===== Source passage =====
Here are parts one and two of the excerpts from Seldon's book.
Another Powell quote about his chats with his British counterpart: "We were worried that our two leaders might not have a strong enough sense of the consequences of removing Saddam militarily.
"One of us made a quip about regime change - that it might not be regime change in Baghdad that we should be worrying about."
Iran Watch
Brian Knowlton writes in the New York Times: "Mohamed ElBaradei, the director of the International Atomic Energy Agency, urged the Bush administration on Sunday to soften its statements about Iran while maintaining diplomatic pressure to halt the nuclear enrichment that could lead to the production of a nuclear weapon. . . .
"'We cannot add fuel to the fire,' Dr. ElBaradei said on ' Late Edition' on CNN. 'I would hope we would stop spinning and hyping the Iranian issue.'"
Michael Hirsh writes in Newsweek that after "weeks of hawkish anti-Iran rhetoric from Bush, Vice President Dick Cheney and other top U.S. officials, some U.S. allies worry that, as [one] European diplomat said, 'the U.S. administration is going ahead on its own.' What had begun as a multilateral effort to stop Tehran from getting nuclear-bomb know-how has turned into a broadside out of Washington, said the diplomat, whose position also required him to speak anonymously. As justification, the administration blames Tehran for nearly every ill wind in the Mideast, criticizing not just the nuclear program but Iranian interference in Iraq, Lebanon, Afghanistan and the Palestinian territories."
===== Data lines =====
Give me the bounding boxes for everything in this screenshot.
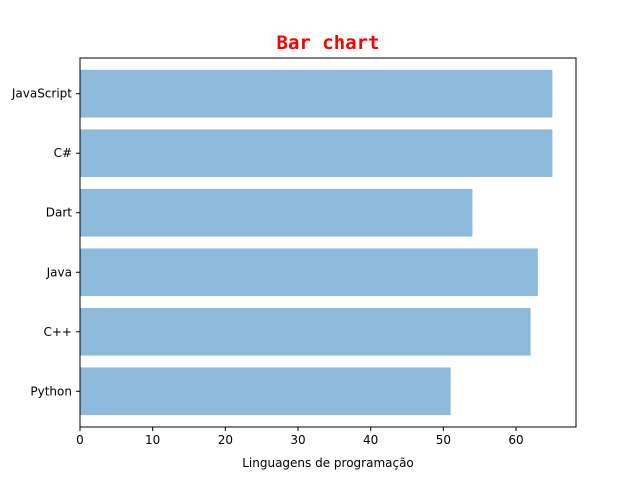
bar-python — [80, 367, 451, 416]
bar-dart — [80, 188, 473, 237]
x-tick-label: 50 — [436, 433, 451, 447]
bars-group — [80, 69, 553, 416]
x-axis-label: Linguagens de programação — [242, 456, 414, 470]
y-tick-label: JavaScript — [11, 87, 72, 101]
y-tick-label: C# — [54, 146, 72, 160]
bar-java — [80, 248, 538, 297]
x-tick-label: 30 — [290, 433, 305, 447]
y-tick-label: Java — [46, 265, 72, 279]
bar-c- — [80, 307, 531, 356]
x-axis-ticks: 0 10 20 30 40 50 60 — [76, 427, 524, 447]
x-tick-label: 40 — [363, 433, 378, 447]
x-tick-label: 60 — [508, 433, 523, 447]
y-tick-label: C++ — [44, 325, 73, 339]
x-tick-label: 0 — [76, 433, 84, 447]
chart-title: Bar chart — [277, 32, 380, 54]
axes-frame — [79, 57, 577, 428]
y-tick-label: Dart — [46, 206, 73, 220]
x-tick-label: 20 — [218, 433, 233, 447]
x-tick-label: 10 — [145, 433, 160, 447]
y-tick-label: Python — [30, 384, 72, 398]
bar-c- — [80, 129, 553, 178]
y-axis-ticks: Python C++ Java Dart C# JavaScript — [11, 87, 80, 398]
bar-javascript — [80, 69, 553, 118]
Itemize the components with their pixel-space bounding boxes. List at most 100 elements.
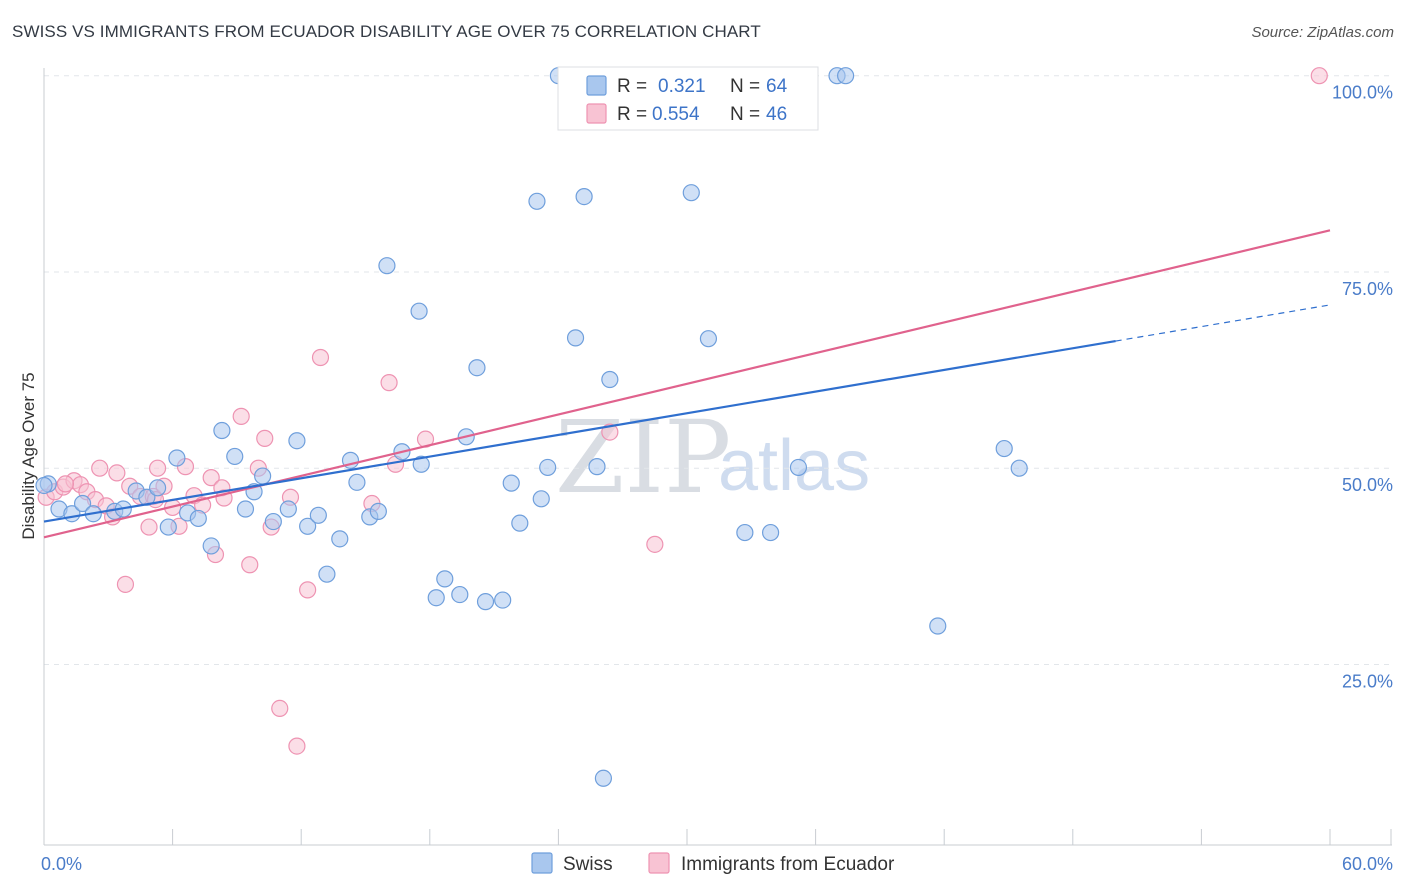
ecuador-point[interactable] [91,459,109,477]
swiss-point[interactable] [502,474,520,492]
ecuador-point[interactable] [140,518,158,536]
swiss-point[interactable] [468,359,486,377]
bottom-legend-swatch-ecuador[interactable] [648,852,670,874]
bottom-legend-swatch-swiss[interactable] [531,852,553,874]
watermark: ZIP atlas [555,399,870,516]
gridlines [44,75,1390,665]
legend-n-label-ecuador: N = [730,104,760,125]
swiss-point[interactable] [789,458,808,477]
swiss-point[interactable] [566,329,585,347]
ecuador-point[interactable] [148,459,167,477]
swiss-point[interactable] [73,494,92,513]
y-tick-label-25: 25.0% [1342,671,1393,691]
legend-n-value-swiss: 64 [766,76,788,97]
swiss-point[interactable] [236,500,255,518]
swiss-point[interactable] [451,585,469,604]
swiss-point[interactable] [331,530,349,548]
legend-r-value-swiss: 0.321 [658,76,706,97]
swiss-point[interactable] [412,455,430,473]
swiss-point[interactable] [288,432,306,450]
swiss-point[interactable] [761,523,780,542]
watermark-zip: ZIP [555,399,731,516]
swiss-point[interactable] [318,565,336,583]
ecuador-point[interactable] [56,475,75,493]
ecuador-point[interactable] [380,374,398,392]
swiss-point[interactable] [682,184,700,202]
swiss-point[interactable] [279,500,297,518]
swiss-point[interactable] [528,192,546,210]
swiss-point[interactable] [476,593,495,611]
swiss-trend-line [43,339,1116,523]
swiss-point[interactable] [427,589,445,607]
y-tick-label-100: 100.0% [1332,83,1393,103]
ecuador-point[interactable] [646,535,664,553]
swiss-point[interactable] [436,570,454,588]
swiss-point[interactable] [736,523,754,542]
swiss-point[interactable] [594,769,613,787]
swiss-point[interactable] [202,537,220,555]
swiss-point[interactable] [601,370,619,389]
ecuador-point[interactable] [311,348,330,367]
swiss-point[interactable] [369,502,387,520]
swiss-trend-extension [1115,304,1331,342]
axes [43,68,1392,846]
ecuador-point[interactable] [601,423,619,441]
legend-swatch-swiss [586,75,607,96]
legend-swatch-ecuador [586,103,607,124]
y-tick-label-50: 50.0% [1342,475,1393,495]
swiss-point[interactable] [837,67,855,85]
legend-r-label-ecuador: R = [617,104,647,125]
swiss-point[interactable] [1010,459,1028,477]
ecuador-point[interactable] [116,575,135,593]
ecuador-point[interactable] [241,556,259,574]
swiss-point[interactable] [309,506,327,524]
swiss-point[interactable] [254,467,272,485]
correlation-legend: R = 0.321 N = 64 R = 0.554 N = 46 [557,66,819,131]
swiss-point[interactable] [588,458,606,476]
swiss-point[interactable] [995,439,1013,458]
swiss-point[interactable] [511,514,529,532]
swiss-point[interactable] [348,473,366,491]
swiss-points [35,67,1028,787]
y-tick-label-75: 75.0% [1342,279,1393,299]
y-axis-label: Disability Age Over 75 [19,372,38,539]
swiss-point[interactable] [699,330,718,348]
swiss-point[interactable] [539,458,557,477]
swiss-point[interactable] [575,187,593,206]
ecuador-point[interactable] [202,469,220,487]
bottom-legend-label-swiss[interactable]: Swiss [563,854,613,875]
swiss-point[interactable] [168,449,186,467]
ecuador-point[interactable] [1310,67,1328,85]
x-tick-label-0: 0.0% [41,854,82,874]
swiss-point[interactable] [410,302,428,320]
legend-n-label-swiss: N = [730,76,760,97]
legend-r-label-swiss: R = [617,76,647,97]
ecuador-point[interactable] [232,407,250,425]
series-legend: Swiss Immigrants from Ecuador [531,852,895,875]
bottom-legend-label-ecuador[interactable]: Immigrants from Ecuador [681,854,895,875]
x-tick-labels: 0.0% 60.0% [41,854,1393,874]
legend-r-value-ecuador: 0.554 [652,104,700,125]
swiss-point[interactable] [494,591,512,609]
swiss-point[interactable] [264,512,282,531]
swiss-point[interactable] [929,617,947,635]
chart-title: SWISS VS IMMIGRANTS FROM ECUADOR DISABIL… [12,22,761,41]
ecuador-point[interactable] [108,464,126,482]
swiss-point[interactable] [35,476,53,495]
swiss-point[interactable] [226,447,244,466]
swiss-point[interactable] [378,257,396,275]
ecuador-point[interactable] [256,429,274,447]
y-tick-labels: 25.0% 50.0% 75.0% 100.0% [1332,83,1393,692]
swiss-point[interactable] [532,490,550,508]
swiss-point[interactable] [189,509,207,528]
ecuador-point[interactable] [271,699,289,718]
ecuador-point[interactable] [299,581,317,599]
ecuador-point[interactable] [288,737,306,755]
swiss-point[interactable] [299,517,317,535]
x-tick-label-60: 60.0% [1342,854,1393,874]
swiss-point[interactable] [159,518,177,536]
swiss-point[interactable] [148,479,167,497]
legend-n-value-ecuador: 46 [766,104,787,125]
swiss-point[interactable] [213,421,231,440]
=====
**Complete the following**
(a) Decide whether each statement below agrees with the news passage on Powell and Iran. Answer yes or no for each, and quote the words from that passage that settle it.
(i) ElBaradei urged the Bush administration to soften its statements about Iran.
(ii) The European diplomat quoted by Hirsh spoke under his own name.
(iii) Michael Hirsh's report appeared in the New York Times.
(b) Carry the news passage on Powell and Iran forward, beginning right after its final sentence.

**Results**
(a)
(i) Yes: "urged the Bush administration on Sunday to soften its statements about Iran"
(ii) No: "whose position also required him to speak anonymously"
(iii) No: "Michael Hirsh writes in Newsweek"

(b)
For background, see Friday's column: Going It Alone on Iran.
The New York Times editorial board writes: "America's allies and increasingly the American public are playing a ghoulish guessing game: Will President Bush manage to leave office without starting a war with Iran? Mr. Bush is eagerly feeding those anxieties. This month he raised the threat of 'World War III' if Iran even figures out how to make a nuclear weapon.
"With a different White House, we might dismiss this as posturing -- or bank on sanity to carry the day, or the warnings of exhausted generals or a defense secretary more rational than his predecessor. Not this crowd."